TAREFAS:
1. Indique se cada afirmação concorda com o texto sobre o combate às drogas, respondendo sim ou não e citando literalmente as palavras do texto que decidem o caso: (a) Lula defende uma abordagem que envolva prevenção, tratamento e redução de danos; (b) Lula apoiou as ações dos Estados Unidos em áreas sob a jurisdição de outros países; (c) a declaração foi feita numa quinta-feira.
2. Dê continuidade ao texto sobre o combate às drogas a partir da última frase apresentada.

### TRECHO APRESENTADO

O presidente Luiz Inácio Lula da Silva (PT) afirmou, nesta sexta-feira (24), que a estratégia de combate às drogas precisa ir além da repressão aos traficantes e alcançar políticas direcionadas aos usuários. Ao comentar a ofensiva dos Estados Unidos contra o narcotráfico no exterior, Lula disse que “os usuários são responsáveis pelos traficantes, que são vítimas dos usuários também”, defendendo uma abordagem que envolva prevenção, tratamento e redução de danos.
Em entrevista a jornalistas, o presidente criticou ações unilaterais de Washington em áreas sob a jurisdição de outros países. Segundo ele, qualquer punição deve ser precedida de julgamento e provas, com respeito à autodeterminação dos povos e à soberania territorial.
“Antes de punir alguém, eu tenho que julgar essa pessoa. Eu tenho que ter provas. Você não pode simplesmente dizer que vai invadir, que vai combater o narcotráfico na terra dos outros, sem levar em conta a Constituição dos outros países, a autodeterminação dos povos e a soberania territorial”, afirmou.

######
### DADOS EXTRAÍDOS

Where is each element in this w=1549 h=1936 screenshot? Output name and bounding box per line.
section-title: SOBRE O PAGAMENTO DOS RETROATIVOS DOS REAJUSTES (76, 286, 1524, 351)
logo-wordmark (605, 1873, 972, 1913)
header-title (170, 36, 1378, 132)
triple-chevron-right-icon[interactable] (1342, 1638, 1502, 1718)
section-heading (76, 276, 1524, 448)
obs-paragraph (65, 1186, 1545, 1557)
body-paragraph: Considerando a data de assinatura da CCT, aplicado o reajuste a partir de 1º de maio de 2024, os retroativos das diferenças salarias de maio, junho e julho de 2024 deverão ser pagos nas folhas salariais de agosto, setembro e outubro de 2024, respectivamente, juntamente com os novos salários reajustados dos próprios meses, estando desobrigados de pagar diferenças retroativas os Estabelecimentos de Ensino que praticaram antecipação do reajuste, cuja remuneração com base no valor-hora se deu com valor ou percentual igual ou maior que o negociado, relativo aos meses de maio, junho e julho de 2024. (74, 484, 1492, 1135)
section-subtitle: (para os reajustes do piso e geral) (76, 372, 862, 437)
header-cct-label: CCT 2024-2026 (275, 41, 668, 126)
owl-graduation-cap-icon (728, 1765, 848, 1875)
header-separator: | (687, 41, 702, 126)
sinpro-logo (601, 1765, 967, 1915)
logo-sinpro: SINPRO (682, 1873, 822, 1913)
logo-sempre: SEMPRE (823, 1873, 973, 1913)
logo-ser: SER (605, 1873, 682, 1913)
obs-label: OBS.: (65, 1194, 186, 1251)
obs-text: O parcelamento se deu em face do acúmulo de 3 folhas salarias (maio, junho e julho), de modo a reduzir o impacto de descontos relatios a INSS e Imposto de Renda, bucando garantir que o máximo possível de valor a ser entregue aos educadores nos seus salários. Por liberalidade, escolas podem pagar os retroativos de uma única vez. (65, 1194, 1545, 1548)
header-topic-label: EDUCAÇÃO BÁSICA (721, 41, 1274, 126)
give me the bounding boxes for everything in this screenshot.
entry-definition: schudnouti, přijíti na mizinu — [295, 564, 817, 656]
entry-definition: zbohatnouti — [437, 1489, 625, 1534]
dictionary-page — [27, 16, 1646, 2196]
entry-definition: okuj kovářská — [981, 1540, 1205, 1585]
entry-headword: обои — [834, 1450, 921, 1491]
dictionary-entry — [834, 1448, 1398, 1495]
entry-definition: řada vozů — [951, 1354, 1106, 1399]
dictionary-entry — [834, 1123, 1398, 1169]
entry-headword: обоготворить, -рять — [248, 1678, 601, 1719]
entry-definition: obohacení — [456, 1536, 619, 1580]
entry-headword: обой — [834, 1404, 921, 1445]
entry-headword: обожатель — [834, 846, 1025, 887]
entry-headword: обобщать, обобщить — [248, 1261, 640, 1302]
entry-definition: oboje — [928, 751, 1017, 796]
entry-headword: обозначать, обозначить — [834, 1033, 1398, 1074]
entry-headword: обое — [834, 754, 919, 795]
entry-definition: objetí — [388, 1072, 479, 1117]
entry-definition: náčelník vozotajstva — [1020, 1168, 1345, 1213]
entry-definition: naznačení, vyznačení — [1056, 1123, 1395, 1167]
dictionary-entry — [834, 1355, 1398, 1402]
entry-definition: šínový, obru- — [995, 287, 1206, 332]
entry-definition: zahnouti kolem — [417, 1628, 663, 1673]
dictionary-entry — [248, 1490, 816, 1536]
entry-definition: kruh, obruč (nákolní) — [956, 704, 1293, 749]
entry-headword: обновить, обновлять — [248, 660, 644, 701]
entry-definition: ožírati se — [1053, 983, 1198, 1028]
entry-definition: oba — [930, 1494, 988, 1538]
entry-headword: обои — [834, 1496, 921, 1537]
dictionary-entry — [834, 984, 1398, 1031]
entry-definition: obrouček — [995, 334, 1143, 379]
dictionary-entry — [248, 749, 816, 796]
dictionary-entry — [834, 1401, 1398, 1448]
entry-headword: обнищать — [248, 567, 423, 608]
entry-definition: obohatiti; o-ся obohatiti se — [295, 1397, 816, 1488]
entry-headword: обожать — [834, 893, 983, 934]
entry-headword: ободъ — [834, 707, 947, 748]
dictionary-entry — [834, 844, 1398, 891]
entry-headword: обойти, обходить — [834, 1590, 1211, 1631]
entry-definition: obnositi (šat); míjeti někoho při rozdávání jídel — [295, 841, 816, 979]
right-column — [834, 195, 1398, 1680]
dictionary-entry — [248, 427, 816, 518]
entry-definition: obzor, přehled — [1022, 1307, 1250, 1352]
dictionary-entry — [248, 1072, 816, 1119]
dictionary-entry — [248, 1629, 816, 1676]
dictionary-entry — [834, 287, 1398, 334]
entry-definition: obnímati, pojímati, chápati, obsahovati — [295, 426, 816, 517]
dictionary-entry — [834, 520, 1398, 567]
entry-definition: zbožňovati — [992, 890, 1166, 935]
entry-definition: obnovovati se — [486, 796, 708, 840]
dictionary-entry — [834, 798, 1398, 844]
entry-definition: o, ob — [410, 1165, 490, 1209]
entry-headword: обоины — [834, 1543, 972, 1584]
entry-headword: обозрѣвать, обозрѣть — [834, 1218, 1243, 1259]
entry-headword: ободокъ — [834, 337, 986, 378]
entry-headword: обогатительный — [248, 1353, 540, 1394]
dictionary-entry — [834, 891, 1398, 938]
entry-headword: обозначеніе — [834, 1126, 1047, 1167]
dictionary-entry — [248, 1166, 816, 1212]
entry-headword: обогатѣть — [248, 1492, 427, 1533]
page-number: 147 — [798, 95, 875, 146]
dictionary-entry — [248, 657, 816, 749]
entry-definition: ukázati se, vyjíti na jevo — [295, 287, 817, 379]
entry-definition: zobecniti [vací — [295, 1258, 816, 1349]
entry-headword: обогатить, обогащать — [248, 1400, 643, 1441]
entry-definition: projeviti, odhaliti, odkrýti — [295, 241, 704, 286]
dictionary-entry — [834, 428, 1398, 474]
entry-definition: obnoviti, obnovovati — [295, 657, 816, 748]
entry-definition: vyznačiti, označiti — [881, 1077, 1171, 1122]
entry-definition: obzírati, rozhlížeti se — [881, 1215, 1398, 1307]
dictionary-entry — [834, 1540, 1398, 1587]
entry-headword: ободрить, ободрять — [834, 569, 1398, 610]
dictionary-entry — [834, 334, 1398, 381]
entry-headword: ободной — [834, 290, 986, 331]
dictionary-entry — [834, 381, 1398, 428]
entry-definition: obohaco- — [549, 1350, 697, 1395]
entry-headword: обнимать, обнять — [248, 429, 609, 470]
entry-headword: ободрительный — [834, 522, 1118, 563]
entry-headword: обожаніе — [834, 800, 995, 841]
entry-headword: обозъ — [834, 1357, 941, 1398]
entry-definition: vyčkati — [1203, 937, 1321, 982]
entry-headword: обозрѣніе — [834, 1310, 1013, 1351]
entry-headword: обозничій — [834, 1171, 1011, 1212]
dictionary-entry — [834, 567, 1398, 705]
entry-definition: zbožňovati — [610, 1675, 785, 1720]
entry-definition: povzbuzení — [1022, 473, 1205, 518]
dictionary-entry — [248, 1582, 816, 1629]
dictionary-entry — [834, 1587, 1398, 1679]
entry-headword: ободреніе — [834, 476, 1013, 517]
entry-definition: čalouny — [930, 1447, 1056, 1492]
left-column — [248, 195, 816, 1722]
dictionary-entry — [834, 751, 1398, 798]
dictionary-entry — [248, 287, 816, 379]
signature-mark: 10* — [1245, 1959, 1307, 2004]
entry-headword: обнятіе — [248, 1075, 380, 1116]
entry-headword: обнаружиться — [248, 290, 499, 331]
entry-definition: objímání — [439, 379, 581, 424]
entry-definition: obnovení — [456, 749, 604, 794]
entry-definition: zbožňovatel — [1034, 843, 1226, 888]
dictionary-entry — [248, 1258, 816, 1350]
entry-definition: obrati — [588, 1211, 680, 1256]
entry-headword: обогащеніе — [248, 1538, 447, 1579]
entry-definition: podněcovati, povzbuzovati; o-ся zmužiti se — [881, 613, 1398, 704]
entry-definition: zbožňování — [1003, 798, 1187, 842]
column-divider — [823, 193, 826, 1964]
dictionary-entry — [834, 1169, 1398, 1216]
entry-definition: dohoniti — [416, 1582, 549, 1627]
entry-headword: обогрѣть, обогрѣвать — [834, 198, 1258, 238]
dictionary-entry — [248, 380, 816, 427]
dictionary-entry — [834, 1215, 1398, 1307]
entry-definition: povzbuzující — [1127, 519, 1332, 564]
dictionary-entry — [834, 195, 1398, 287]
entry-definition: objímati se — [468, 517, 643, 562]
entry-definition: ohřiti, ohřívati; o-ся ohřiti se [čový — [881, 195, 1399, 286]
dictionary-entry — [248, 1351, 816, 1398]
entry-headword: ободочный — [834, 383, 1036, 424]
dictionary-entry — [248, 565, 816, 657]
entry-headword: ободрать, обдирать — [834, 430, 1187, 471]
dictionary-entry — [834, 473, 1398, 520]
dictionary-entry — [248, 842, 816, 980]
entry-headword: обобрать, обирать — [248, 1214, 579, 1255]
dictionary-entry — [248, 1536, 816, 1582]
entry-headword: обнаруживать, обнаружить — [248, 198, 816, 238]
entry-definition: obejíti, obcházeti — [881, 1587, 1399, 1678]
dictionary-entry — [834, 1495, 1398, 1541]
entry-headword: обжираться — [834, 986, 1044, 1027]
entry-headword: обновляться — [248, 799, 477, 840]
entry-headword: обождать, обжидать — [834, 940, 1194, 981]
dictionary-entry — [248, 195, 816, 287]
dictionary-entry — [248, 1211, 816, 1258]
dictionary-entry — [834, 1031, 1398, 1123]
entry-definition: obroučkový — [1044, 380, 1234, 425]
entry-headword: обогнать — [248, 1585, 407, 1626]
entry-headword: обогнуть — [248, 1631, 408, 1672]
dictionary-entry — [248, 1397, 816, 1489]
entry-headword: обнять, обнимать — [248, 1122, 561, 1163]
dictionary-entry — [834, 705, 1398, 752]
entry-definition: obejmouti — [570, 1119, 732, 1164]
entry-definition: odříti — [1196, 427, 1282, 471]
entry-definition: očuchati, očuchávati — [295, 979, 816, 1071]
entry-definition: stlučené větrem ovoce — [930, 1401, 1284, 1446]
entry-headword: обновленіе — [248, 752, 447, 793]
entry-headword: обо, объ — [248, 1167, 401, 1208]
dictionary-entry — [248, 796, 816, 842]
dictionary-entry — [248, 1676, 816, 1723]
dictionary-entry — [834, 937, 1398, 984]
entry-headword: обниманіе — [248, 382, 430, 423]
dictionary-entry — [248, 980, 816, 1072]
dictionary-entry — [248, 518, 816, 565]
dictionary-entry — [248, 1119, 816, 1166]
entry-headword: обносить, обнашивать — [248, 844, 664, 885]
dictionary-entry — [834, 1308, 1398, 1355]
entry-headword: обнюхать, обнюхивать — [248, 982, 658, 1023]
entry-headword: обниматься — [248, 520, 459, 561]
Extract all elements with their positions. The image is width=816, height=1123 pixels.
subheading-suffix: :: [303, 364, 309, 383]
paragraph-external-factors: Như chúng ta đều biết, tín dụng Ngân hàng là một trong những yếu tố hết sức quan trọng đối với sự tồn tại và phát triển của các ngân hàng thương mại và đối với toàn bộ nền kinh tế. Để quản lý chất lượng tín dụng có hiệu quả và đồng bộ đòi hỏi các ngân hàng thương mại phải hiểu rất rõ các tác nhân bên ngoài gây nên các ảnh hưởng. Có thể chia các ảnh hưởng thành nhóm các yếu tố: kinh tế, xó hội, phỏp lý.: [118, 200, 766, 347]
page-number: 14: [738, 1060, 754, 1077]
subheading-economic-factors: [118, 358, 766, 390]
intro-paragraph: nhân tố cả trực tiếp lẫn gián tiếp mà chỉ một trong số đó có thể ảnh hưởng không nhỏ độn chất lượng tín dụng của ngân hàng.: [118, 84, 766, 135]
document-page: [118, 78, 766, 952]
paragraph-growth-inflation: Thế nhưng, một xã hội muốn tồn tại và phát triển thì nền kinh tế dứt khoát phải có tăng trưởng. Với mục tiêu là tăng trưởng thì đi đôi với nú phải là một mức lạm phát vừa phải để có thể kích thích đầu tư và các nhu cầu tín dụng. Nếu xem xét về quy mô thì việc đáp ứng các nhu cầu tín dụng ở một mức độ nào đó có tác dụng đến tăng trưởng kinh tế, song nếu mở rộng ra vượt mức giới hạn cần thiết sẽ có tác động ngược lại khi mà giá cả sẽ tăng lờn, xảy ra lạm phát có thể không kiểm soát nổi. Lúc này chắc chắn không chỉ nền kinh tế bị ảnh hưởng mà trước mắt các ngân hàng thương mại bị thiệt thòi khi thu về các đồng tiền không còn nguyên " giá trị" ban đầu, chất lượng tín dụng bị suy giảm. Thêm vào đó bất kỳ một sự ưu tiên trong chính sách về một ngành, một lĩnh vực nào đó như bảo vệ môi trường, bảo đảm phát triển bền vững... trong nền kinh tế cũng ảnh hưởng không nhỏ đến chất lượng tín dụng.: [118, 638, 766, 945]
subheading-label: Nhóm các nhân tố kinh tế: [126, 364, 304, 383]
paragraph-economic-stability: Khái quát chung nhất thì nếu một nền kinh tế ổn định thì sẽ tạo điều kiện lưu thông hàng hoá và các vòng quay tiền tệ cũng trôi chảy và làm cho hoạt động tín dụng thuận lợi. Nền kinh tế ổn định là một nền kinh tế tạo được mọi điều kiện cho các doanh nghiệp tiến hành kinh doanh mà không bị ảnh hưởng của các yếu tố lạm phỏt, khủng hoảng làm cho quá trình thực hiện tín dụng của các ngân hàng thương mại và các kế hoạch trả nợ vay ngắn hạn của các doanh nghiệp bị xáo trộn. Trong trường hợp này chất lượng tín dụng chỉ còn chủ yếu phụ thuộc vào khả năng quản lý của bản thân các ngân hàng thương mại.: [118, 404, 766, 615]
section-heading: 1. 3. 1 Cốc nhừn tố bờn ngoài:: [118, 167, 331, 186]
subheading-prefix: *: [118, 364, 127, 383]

######

RESPOSTAS POR TAREFA:
1.
(a) Sim: "defendendo uma abordagem que envolva prevenção, tratamento e redução de danos".
(b) Não: "o presidente criticou ações unilaterais de Washington em áreas sob a jurisdição de outros países".
(c) Não: "nesta sexta-feira (24)".

2.
Lula também rechaçou a lógica de “polarização do bem contra o mal” e reforçou que o mercado das drogas se sustenta por uma relação de oferta e demanda que precisa ser enfrentada em ambas as pontas:
“Possivelmente fosse mais fácil combater os nossos viciados internamente. Os usuários são responsáveis pelos traficantes, que são vítimas dos usuários também. Há gente que vende porque tem quem compre.”
Cooperação em vez de incursões unilaterais
O presidente destacou que o Brasil tem intensificado a articulação entre Polícia Federal e polícias estaduais no enfrentamento ao tráfico de drogas e armas e ao contrabando, mas ponderou que crimes transnacionais exigem coordenação entre países:
“É muito melhor os Estados Unidos se disporem a conversar com a polícia dos outros países, com os Ministérios da Justiça, para fazermos uma ação conjunta. Se a moda pega e cada um acha que pode invadir o território do outro para fazer o que quer, onde fica a respeitabilidade da soberania?”
Lula disse estar disposto a debater o tema em encontro com o presidente americano, desde que o assunto esteja na pauta.